MATERIAL SUPPLIED =
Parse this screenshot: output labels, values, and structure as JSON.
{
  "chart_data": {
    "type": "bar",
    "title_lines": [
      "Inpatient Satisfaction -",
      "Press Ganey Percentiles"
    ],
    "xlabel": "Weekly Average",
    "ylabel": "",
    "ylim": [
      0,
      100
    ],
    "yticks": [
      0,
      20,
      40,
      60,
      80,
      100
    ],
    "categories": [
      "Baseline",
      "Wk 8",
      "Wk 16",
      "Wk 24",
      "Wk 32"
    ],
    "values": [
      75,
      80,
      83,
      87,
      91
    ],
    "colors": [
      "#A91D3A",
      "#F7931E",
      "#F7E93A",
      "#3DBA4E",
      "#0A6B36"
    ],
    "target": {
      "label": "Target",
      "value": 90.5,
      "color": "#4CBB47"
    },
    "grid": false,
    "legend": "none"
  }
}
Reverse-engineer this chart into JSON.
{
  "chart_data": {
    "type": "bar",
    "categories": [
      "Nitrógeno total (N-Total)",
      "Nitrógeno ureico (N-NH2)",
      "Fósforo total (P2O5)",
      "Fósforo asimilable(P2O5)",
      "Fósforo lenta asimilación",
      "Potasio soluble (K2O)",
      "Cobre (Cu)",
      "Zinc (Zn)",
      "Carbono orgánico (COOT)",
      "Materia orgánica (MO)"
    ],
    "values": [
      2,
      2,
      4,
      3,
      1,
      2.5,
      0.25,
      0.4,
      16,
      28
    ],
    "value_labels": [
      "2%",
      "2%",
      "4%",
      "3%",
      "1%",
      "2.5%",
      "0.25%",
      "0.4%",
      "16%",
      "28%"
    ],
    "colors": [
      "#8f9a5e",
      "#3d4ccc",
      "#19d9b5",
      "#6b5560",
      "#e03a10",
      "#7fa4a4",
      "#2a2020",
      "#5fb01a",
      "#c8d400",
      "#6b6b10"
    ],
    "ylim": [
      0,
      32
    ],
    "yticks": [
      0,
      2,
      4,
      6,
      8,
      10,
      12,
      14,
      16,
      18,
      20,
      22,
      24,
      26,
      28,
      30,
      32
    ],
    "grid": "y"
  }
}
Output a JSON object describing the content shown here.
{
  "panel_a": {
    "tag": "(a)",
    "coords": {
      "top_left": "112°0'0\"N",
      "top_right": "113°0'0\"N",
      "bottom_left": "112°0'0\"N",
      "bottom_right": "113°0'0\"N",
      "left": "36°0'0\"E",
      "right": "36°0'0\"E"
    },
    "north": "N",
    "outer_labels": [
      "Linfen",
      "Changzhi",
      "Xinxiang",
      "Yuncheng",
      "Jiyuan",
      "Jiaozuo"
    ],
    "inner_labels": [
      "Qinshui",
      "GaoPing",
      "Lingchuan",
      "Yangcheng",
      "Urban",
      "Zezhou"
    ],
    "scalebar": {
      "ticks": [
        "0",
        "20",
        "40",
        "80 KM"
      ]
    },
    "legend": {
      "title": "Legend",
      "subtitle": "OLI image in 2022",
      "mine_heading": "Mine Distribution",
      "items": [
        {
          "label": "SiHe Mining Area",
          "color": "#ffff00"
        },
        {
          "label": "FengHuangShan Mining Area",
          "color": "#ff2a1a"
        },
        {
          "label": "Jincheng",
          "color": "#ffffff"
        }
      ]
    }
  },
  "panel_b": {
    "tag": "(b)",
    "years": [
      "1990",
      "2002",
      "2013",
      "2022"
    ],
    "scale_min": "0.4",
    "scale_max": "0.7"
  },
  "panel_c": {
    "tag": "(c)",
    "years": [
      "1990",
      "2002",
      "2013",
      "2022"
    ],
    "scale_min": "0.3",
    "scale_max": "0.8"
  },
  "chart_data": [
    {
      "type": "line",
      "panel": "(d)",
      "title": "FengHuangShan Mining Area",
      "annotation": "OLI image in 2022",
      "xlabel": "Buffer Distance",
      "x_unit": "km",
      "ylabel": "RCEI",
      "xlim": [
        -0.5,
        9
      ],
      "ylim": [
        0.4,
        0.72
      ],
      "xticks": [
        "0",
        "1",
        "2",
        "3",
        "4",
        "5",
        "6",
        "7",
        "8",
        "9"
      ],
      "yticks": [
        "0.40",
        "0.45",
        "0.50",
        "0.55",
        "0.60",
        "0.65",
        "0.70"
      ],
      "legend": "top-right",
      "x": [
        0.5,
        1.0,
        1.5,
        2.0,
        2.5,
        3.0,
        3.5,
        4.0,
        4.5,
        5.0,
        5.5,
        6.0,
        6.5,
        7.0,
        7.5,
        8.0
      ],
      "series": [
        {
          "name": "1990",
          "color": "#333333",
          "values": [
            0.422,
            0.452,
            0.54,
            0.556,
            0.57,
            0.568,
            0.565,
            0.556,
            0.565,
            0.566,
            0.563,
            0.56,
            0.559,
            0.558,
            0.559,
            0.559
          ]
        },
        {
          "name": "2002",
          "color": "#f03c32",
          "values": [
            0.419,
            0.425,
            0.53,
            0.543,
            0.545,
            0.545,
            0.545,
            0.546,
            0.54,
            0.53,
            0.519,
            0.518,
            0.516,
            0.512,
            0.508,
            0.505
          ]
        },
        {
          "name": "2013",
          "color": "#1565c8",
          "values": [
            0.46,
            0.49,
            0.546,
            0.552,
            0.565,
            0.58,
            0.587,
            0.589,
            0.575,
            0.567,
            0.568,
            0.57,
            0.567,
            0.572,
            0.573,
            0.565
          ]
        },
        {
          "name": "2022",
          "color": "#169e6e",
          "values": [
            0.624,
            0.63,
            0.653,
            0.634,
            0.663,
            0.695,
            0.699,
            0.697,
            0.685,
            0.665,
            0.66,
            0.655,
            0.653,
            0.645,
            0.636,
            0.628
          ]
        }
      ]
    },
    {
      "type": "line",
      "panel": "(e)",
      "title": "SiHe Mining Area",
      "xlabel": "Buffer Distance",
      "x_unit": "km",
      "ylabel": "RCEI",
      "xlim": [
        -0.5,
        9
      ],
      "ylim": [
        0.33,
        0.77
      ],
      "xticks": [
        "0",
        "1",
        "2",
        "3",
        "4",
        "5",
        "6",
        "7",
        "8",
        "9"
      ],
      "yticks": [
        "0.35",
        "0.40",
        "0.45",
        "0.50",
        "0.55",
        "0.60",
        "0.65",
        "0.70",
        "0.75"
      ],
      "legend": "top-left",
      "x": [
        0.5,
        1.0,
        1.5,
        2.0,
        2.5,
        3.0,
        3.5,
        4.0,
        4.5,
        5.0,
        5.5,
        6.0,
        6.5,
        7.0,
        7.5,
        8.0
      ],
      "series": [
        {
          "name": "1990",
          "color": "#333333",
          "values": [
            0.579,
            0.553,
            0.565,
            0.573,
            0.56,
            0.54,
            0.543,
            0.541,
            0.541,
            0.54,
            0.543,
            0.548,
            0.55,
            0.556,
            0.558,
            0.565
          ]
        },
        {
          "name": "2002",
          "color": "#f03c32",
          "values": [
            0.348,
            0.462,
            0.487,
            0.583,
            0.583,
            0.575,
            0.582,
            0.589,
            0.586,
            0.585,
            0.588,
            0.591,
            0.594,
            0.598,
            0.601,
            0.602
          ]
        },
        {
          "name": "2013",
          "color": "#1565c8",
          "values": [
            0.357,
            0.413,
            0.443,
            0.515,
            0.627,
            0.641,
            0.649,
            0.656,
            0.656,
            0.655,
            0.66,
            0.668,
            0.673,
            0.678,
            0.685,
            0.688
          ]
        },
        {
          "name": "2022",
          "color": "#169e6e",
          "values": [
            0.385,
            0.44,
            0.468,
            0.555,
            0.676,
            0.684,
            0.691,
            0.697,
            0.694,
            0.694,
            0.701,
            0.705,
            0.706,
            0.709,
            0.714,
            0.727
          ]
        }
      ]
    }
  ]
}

AIM OF THE EXERCISE =
Extract all of the data above and output it character for character.

RESULT OF THE TASK =
Parse this screenshot: output labels, values, and structure as JSON.
{
  "chart_data": {
    "type": "bar",
    "title_lines": [
      "Inpatient Satisfaction -",
      "Press Ganey Percentiles"
    ],
    "xlabel": "Weekly Average",
    "ylabel": "",
    "ylim": [
      0,
      100
    ],
    "yticks": [
      0,
      20,
      40,
      60,
      80,
      100
    ],
    "categories": [
      "Baseline",
      "Wk 8",
      "Wk 16",
      "Wk 24",
      "Wk 32"
    ],
    "values": [
      75,
      80,
      83,
      87,
      91
    ],
    "colors": [
      "#A91D3A",
      "#F7931E",
      "#F7E93A",
      "#3DBA4E",
      "#0A6B36"
    ],
    "target": {
      "label": "Target",
      "value": 90.5,
      "color": "#4CBB47"
    },
    "grid": false,
    "legend": "none"
  }
}
Reverse-engineer this chart into JSON.
{
  "chart_data": {
    "type": "bar",
    "categories": [
      "Nitrógeno total (N-Total)",
      "Nitrógeno ureico (N-NH2)",
      "Fósforo total (P2O5)",
      "Fósforo asimilable(P2O5)",
      "Fósforo lenta asimilación",
      "Potasio soluble (K2O)",
      "Cobre (Cu)",
      "Zinc (Zn)",
      "Carbono orgánico (COOT)",
      "Materia orgánica (MO)"
    ],
    "values": [
      2,
      2,
      4,
      3,
      1,
      2.5,
      0.25,
      0.4,
      16,
      28
    ],
    "value_labels": [
      "2%",
      "2%",
      "4%",
      "3%",
      "1%",
      "2.5%",
      "0.25%",
      "0.4%",
      "16%",
      "28%"
    ],
    "colors": [
      "#8f9a5e",
      "#3d4ccc",
      "#19d9b5",
      "#6b5560",
      "#e03a10",
      "#7fa4a4",
      "#2a2020",
      "#5fb01a",
      "#c8d400",
      "#6b6b10"
    ],
    "ylim": [
      0,
      32
    ],
    "yticks": [
      0,
      2,
      4,
      6,
      8,
      10,
      12,
      14,
      16,
      18,
      20,
      22,
      24,
      26,
      28,
      30,
      32
    ],
    "grid": "y"
  }
}
Output a JSON object describing the content shown here.
{
  "panel_a": {
    "tag": "(a)",
    "coords": {
      "top_left": "112°0'0\"N",
      "top_right": "113°0'0\"N",
      "bottom_left": "112°0'0\"N",
      "bottom_right": "113°0'0\"N",
      "left": "36°0'0\"E",
      "right": "36°0'0\"E"
    },
    "north": "N",
    "outer_labels": [
      "Linfen",
      "Changzhi",
      "Xinxiang",
      "Yuncheng",
      "Jiyuan",
      "Jiaozuo"
    ],
    "inner_labels": [
      "Qinshui",
      "GaoPing",
      "Lingchuan",
      "Yangcheng",
      "Urban",
      "Zezhou"
    ],
    "scalebar": {
      "ticks": [
        "0",
        "20",
        "40",
        "80 KM"
      ]
    },
    "legend": {
      "title": "Legend",
      "subtitle": "OLI image in 2022",
      "mine_heading": "Mine Distribution",
      "items": [
        {
          "label": "SiHe Mining Area",
          "color": "#ffff00"
        },
        {
          "label": "FengHuangShan Mining Area",
          "color": "#ff2a1a"
        },
        {
          "label": "Jincheng",
          "color": "#ffffff"
        }
      ]
    }
  },
  "panel_b": {
    "tag": "(b)",
    "years": [
      "1990",
      "2002",
      "2013",
      "2022"
    ],
    "scale_min": "0.4",
    "scale_max": "0.7"
  },
  "panel_c": {
    "tag": "(c)",
    "years": [
      "1990",
      "2002",
      "2013",
      "2022"
    ],
    "scale_min": "0.3",
    "scale_max": "0.8"
  },
  "chart_data": [
    {
      "type": "line",
      "panel": "(d)",
      "title": "FengHuangShan Mining Area",
      "annotation": "OLI image in 2022",
      "xlabel": "Buffer Distance",
      "x_unit": "km",
      "ylabel": "RCEI",
      "xlim": [
        -0.5,
        9
      ],
      "ylim": [
        0.4,
        0.72
      ],
      "xticks": [
        "0",
        "1",
        "2",
        "3",
        "4",
        "5",
        "6",
        "7",
        "8",
        "9"
      ],
      "yticks": [
        "0.40",
        "0.45",
        "0.50",
        "0.55",
        "0.60",
        "0.65",
        "0.70"
      ],
      "legend": "top-right",
      "x": [
        0.5,
        1.0,
        1.5,
        2.0,
        2.5,
        3.0,
        3.5,
        4.0,
        4.5,
        5.0,
        5.5,
        6.0,
        6.5,
        7.0,
        7.5,
        8.0
      ],
      "series": [
        {
          "name": "1990",
          "color": "#333333",
          "values": [
            0.422,
            0.452,
            0.54,
            0.556,
            0.57,
            0.568,
            0.565,
            0.556,
            0.565,
            0.566,
            0.563,
            0.56,
            0.559,
            0.558,
            0.559,
            0.559
          ]
        },
        {
          "name": "2002",
          "color": "#f03c32",
          "values": [
            0.419,
            0.425,
            0.53,
            0.543,
            0.545,
            0.545,
            0.545,
            0.546,
            0.54,
            0.53,
            0.519,
            0.518,
            0.516,
            0.512,
            0.508,
            0.505
          ]
        },
        {
          "name": "2013",
          "color": "#1565c8",
          "values": [
            0.46,
            0.49,
            0.546,
            0.552,
            0.565,
            0.58,
            0.587,
            0.589,
            0.575,
            0.567,
            0.568,
            0.57,
            0.567,
            0.572,
            0.573,
            0.565
          ]
        },
        {
          "name": "2022",
          "color": "#169e6e",
          "values": [
            0.624,
            0.63,
            0.653,
            0.634,
            0.663,
            0.695,
            0.699,
            0.697,
            0.685,
            0.665,
            0.66,
            0.655,
            0.653,
            0.645,
            0.636,
            0.628
          ]
        }
      ]
    },
    {
      "type": "line",
      "panel": "(e)",
      "title": "SiHe Mining Area",
      "xlabel": "Buffer Distance",
      "x_unit": "km",
      "ylabel": "RCEI",
      "xlim": [
        -0.5,
        9
      ],
      "ylim": [
        0.33,
        0.77
      ],
      "xticks": [
        "0",
        "1",
        "2",
        "3",
        "4",
        "5",
        "6",
        "7",
        "8",
        "9"
      ],
      "yticks": [
        "0.35",
        "0.40",
        "0.45",
        "0.50",
        "0.55",
        "0.60",
        "0.65",
        "0.70",
        "0.75"
      ],
      "legend": "top-left",
      "x": [
        0.5,
        1.0,
        1.5,
        2.0,
        2.5,
        3.0,
        3.5,
        4.0,
        4.5,
        5.0,
        5.5,
        6.0,
        6.5,
        7.0,
        7.5,
        8.0
      ],
      "series": [
        {
          "name": "1990",
          "color": "#333333",
          "values": [
            0.579,
            0.553,
            0.565,
            0.573,
            0.56,
            0.54,
            0.543,
            0.541,
            0.541,
            0.54,
            0.543,
            0.548,
            0.55,
            0.556,
            0.558,
            0.565
          ]
        },
        {
          "name": "2002",
          "color": "#f03c32",
          "values": [
            0.348,
            0.462,
            0.487,
            0.583,
            0.583,
            0.575,
            0.582,
            0.589,
            0.586,
            0.585,
            0.588,
            0.591,
            0.594,
            0.598,
            0.601,
            0.602
          ]
        },
        {
          "name": "2013",
          "color": "#1565c8",
          "values": [
            0.357,
            0.413,
            0.443,
            0.515,
            0.627,
            0.641,
            0.649,
            0.656,
            0.656,
            0.655,
            0.66,
            0.668,
            0.673,
            0.678,
            0.685,
            0.688
          ]
        },
        {
          "name": "2022",
          "color": "#169e6e",
          "values": [
            0.385,
            0.44,
            0.468,
            0.555,
            0.676,
            0.684,
            0.691,
            0.697,
            0.694,
            0.694,
            0.701,
            0.705,
            0.706,
            0.709,
            0.714,
            0.727
          ]
        }
      ]
    }
  ]
}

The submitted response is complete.